Stated exercise: Below are the records; copy each line in them that holds the word "nразмере".

************

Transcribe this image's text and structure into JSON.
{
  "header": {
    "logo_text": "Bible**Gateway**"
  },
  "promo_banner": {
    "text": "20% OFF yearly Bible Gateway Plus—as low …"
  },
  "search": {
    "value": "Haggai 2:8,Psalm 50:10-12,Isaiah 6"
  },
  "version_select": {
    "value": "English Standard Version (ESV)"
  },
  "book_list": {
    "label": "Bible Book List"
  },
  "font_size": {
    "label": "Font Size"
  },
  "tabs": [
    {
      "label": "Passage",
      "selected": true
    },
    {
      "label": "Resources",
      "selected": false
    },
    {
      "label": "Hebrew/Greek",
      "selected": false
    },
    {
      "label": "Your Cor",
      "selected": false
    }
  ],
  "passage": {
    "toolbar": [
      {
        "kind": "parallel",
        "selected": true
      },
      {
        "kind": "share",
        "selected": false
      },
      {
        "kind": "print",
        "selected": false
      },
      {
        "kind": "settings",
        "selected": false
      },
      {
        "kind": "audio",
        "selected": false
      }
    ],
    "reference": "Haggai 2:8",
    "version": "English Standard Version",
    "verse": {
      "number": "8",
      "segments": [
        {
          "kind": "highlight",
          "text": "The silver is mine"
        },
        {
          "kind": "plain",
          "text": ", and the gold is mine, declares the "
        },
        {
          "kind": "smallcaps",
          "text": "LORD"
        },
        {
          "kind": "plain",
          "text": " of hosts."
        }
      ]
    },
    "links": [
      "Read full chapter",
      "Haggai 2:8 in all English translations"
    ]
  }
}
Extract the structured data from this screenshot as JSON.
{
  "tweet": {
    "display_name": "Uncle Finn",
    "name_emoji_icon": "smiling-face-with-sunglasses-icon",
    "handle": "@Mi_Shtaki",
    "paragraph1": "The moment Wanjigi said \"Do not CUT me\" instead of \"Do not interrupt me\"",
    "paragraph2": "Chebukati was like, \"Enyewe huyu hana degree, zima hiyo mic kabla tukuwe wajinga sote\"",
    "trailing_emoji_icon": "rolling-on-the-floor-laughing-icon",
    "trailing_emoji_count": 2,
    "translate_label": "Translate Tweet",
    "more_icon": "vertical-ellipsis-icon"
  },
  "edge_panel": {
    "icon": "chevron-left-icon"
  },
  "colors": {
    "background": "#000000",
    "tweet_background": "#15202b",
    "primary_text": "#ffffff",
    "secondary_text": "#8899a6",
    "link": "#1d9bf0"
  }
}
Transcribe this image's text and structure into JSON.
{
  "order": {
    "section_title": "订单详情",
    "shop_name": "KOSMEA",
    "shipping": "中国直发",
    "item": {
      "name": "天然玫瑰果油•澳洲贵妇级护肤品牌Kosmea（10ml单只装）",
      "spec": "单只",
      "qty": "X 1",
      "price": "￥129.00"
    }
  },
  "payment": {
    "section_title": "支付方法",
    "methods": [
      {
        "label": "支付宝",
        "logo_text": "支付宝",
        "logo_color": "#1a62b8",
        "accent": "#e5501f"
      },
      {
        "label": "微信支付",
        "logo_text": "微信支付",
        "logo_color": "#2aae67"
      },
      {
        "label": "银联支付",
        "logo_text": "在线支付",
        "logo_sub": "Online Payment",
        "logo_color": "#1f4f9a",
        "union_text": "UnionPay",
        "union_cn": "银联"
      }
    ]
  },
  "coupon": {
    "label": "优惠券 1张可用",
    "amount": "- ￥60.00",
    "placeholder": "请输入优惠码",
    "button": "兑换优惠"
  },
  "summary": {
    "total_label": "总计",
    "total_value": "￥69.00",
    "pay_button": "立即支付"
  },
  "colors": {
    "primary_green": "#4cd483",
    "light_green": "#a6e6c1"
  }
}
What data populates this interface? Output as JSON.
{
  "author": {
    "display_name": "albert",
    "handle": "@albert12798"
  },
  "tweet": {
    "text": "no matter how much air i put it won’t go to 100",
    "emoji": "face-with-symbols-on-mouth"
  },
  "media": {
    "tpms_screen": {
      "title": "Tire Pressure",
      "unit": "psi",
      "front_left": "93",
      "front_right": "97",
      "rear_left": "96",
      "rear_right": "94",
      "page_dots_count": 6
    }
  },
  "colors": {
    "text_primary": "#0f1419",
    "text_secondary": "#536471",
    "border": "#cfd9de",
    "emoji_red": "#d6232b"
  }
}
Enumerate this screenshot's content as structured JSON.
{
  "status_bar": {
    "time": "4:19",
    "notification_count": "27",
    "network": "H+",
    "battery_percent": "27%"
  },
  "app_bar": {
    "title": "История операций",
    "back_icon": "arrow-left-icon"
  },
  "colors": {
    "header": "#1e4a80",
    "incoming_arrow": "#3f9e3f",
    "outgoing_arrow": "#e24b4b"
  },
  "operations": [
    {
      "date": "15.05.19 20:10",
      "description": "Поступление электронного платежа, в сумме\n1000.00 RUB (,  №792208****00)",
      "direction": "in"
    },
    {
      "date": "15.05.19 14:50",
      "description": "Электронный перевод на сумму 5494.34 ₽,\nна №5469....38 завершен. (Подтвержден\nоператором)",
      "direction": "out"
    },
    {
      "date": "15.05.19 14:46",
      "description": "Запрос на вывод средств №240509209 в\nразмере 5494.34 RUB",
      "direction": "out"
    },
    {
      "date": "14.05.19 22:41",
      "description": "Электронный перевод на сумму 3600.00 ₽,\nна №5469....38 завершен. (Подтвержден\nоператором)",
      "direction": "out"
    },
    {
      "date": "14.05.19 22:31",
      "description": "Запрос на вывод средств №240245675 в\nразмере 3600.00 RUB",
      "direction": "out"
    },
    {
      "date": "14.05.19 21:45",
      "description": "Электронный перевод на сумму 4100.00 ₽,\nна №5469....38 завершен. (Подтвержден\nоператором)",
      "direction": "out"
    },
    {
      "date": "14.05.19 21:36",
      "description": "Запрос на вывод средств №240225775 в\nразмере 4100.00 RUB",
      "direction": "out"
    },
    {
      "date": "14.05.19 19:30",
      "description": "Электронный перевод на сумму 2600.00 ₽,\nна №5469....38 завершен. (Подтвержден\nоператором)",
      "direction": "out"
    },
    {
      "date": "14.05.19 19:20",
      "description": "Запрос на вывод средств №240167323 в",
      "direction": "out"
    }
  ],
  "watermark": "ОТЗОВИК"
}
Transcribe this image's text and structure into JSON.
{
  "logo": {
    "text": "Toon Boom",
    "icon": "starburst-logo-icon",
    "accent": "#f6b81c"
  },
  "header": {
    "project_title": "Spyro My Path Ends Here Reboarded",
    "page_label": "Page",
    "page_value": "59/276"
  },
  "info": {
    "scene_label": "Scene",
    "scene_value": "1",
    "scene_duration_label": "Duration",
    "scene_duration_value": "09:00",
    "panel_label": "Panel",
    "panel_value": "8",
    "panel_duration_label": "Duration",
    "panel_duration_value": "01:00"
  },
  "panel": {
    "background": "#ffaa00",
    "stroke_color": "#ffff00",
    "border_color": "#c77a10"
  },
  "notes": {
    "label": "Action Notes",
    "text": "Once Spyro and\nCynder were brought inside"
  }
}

************

Final result:
      "description": "Запрос на вывод средств №240509209 в\nразмере 5494.34 RUB",
      "description": "Запрос на вывод средств №240245675 в\nразмере 3600.00 RUB",
      "description": "Запрос на вывод средств №240225775 в\nразмере 4100.00 RUB",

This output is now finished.